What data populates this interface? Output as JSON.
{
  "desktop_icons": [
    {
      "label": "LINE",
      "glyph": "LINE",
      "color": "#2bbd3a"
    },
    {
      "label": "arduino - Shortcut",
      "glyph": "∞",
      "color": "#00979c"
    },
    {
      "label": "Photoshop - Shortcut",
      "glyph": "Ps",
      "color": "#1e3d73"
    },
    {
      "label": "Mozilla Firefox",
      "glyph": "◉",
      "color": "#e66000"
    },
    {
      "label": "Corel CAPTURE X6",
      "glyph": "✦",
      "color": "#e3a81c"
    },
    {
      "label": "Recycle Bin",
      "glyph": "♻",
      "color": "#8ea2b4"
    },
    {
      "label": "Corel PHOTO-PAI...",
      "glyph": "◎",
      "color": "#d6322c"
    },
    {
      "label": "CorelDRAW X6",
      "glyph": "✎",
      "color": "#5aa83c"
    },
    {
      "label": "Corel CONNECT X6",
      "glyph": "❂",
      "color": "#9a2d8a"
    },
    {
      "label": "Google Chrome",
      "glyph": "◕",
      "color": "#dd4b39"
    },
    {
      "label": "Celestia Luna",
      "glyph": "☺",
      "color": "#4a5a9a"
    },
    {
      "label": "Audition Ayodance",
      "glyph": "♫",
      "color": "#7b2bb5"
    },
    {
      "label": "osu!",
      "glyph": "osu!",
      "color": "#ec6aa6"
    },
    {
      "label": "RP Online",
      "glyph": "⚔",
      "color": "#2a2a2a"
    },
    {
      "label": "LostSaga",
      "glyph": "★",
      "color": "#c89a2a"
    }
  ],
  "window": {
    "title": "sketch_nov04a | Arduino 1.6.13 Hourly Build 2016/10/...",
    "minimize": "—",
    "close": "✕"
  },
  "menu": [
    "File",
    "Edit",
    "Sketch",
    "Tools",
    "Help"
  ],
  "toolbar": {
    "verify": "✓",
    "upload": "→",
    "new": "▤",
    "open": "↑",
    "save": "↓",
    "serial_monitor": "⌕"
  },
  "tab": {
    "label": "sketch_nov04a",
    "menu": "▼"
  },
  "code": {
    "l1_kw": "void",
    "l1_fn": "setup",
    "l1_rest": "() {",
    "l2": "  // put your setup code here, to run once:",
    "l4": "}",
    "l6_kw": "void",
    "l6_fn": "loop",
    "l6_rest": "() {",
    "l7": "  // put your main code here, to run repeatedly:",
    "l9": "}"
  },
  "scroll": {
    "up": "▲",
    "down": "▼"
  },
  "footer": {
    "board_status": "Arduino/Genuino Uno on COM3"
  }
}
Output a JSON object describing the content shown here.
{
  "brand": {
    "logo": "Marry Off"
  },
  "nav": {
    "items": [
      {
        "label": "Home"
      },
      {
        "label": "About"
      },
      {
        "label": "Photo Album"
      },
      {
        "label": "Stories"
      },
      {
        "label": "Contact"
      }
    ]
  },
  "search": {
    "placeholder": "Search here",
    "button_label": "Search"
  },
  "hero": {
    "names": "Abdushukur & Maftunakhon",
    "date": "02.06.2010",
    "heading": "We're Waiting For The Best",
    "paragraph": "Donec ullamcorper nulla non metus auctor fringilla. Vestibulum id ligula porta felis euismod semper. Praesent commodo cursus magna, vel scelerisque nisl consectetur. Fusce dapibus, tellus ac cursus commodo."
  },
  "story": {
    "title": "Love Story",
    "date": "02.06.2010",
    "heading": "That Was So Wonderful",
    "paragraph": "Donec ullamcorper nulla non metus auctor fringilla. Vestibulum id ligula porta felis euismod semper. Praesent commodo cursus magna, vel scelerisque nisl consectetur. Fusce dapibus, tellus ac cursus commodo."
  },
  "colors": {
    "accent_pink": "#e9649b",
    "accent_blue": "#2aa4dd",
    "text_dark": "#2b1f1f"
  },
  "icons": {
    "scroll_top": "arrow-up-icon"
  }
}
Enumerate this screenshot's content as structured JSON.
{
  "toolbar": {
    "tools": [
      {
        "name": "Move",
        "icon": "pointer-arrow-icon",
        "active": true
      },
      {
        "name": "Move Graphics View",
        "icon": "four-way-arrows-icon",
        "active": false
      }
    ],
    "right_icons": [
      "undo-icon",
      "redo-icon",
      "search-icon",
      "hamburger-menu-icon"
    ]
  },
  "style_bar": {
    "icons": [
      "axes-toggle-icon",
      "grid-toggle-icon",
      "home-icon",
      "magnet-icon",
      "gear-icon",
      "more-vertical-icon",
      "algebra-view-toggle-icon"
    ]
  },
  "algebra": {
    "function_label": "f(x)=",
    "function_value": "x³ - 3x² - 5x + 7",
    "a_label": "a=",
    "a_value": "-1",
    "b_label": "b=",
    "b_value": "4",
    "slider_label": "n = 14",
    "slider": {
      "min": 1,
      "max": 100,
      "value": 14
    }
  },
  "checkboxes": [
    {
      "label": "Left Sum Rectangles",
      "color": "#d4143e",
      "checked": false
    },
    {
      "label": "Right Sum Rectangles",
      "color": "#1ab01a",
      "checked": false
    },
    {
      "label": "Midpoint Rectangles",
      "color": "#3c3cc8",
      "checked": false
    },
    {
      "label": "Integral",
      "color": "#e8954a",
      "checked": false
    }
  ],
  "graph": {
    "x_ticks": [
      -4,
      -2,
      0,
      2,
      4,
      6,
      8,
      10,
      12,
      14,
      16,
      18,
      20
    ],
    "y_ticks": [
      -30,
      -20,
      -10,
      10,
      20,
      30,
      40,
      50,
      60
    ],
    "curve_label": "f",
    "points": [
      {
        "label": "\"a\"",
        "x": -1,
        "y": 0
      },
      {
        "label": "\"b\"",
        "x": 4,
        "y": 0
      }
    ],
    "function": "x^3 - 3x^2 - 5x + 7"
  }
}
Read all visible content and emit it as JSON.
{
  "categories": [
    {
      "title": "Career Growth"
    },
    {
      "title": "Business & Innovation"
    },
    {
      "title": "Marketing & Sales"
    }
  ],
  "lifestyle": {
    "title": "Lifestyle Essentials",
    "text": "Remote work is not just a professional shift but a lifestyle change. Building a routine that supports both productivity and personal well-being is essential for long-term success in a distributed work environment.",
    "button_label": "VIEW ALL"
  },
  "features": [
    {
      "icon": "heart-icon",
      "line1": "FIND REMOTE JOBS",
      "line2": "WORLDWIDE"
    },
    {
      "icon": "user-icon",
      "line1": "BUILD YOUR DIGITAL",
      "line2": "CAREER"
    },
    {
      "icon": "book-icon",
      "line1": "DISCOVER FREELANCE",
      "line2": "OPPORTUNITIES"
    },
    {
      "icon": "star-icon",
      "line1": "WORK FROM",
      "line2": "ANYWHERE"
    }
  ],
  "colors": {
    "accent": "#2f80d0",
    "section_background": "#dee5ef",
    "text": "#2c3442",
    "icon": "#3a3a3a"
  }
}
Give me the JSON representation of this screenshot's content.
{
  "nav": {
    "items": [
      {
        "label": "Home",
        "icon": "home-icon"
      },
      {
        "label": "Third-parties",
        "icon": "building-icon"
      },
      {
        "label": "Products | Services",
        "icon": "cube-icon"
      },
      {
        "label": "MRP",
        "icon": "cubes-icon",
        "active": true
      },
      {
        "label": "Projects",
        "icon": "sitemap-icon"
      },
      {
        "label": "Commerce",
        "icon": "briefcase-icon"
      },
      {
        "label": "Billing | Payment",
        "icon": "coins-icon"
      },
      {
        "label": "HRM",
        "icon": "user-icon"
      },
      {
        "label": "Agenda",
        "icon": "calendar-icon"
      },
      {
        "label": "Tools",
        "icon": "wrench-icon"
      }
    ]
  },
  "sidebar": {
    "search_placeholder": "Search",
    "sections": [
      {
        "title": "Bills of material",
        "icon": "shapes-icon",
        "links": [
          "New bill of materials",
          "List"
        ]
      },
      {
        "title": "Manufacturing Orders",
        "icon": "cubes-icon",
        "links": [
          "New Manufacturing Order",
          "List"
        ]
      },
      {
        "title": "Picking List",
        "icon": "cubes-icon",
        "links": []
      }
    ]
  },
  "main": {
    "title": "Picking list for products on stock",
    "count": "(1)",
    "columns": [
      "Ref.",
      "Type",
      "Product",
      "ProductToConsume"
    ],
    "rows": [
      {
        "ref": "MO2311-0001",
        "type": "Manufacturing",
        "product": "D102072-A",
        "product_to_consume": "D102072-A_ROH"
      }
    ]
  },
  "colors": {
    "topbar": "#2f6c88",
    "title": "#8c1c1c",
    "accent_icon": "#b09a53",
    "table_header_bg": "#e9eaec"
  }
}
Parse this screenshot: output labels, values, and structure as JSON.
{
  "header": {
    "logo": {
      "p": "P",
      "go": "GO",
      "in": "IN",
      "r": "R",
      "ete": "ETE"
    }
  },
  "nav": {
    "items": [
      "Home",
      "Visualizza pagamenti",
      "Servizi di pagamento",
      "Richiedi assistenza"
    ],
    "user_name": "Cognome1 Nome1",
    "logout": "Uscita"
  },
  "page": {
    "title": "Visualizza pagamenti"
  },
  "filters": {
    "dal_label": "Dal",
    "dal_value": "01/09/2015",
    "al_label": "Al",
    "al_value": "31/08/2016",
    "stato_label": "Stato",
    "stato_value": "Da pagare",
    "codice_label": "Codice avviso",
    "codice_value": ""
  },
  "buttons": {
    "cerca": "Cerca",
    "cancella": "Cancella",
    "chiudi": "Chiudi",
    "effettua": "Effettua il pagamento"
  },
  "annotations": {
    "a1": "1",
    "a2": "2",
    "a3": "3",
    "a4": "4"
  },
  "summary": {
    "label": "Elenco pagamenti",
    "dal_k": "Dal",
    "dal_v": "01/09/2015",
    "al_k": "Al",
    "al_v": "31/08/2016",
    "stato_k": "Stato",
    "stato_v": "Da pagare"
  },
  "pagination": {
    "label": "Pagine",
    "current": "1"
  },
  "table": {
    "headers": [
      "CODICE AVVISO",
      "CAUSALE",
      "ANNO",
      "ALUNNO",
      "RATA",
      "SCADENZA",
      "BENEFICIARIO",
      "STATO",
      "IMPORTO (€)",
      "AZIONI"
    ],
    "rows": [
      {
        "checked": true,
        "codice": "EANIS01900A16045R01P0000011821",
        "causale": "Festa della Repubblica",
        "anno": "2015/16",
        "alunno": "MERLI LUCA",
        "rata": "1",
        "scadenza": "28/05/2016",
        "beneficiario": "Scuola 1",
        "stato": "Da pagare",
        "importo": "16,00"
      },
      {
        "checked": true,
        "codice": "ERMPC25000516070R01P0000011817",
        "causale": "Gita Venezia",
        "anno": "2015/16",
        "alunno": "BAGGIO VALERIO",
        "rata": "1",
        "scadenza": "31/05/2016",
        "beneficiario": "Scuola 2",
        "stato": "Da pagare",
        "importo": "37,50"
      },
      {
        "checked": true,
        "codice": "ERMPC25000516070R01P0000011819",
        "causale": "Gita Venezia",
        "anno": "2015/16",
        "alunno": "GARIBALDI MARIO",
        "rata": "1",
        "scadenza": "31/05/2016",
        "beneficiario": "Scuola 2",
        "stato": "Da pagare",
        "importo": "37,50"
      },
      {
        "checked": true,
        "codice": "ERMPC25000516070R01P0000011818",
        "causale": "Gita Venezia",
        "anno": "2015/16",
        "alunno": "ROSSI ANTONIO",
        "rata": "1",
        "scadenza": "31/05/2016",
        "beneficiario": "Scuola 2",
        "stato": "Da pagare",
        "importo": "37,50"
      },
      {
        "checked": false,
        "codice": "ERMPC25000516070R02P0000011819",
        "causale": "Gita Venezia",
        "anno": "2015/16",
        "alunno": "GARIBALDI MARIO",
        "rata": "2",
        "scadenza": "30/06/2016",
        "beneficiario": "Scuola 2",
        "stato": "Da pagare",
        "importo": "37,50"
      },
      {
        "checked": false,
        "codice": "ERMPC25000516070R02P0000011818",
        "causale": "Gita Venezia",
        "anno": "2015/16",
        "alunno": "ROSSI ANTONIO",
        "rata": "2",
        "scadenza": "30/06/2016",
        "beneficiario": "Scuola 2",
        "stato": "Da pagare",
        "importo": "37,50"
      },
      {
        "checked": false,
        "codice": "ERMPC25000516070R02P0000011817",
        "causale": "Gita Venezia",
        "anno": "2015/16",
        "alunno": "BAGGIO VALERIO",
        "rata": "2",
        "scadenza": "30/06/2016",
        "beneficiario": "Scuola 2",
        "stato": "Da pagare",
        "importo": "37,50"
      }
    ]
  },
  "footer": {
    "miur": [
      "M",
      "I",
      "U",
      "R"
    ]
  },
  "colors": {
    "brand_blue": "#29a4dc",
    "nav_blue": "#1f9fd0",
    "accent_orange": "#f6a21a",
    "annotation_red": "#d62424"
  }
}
#####
» **Problem description**: Read the data above. Pull out each line in which the string "Visualizza" appears.

» **Solution to the exercise**:
      "Visualizza pagamenti",
    "title": "Visualizza pagamenti"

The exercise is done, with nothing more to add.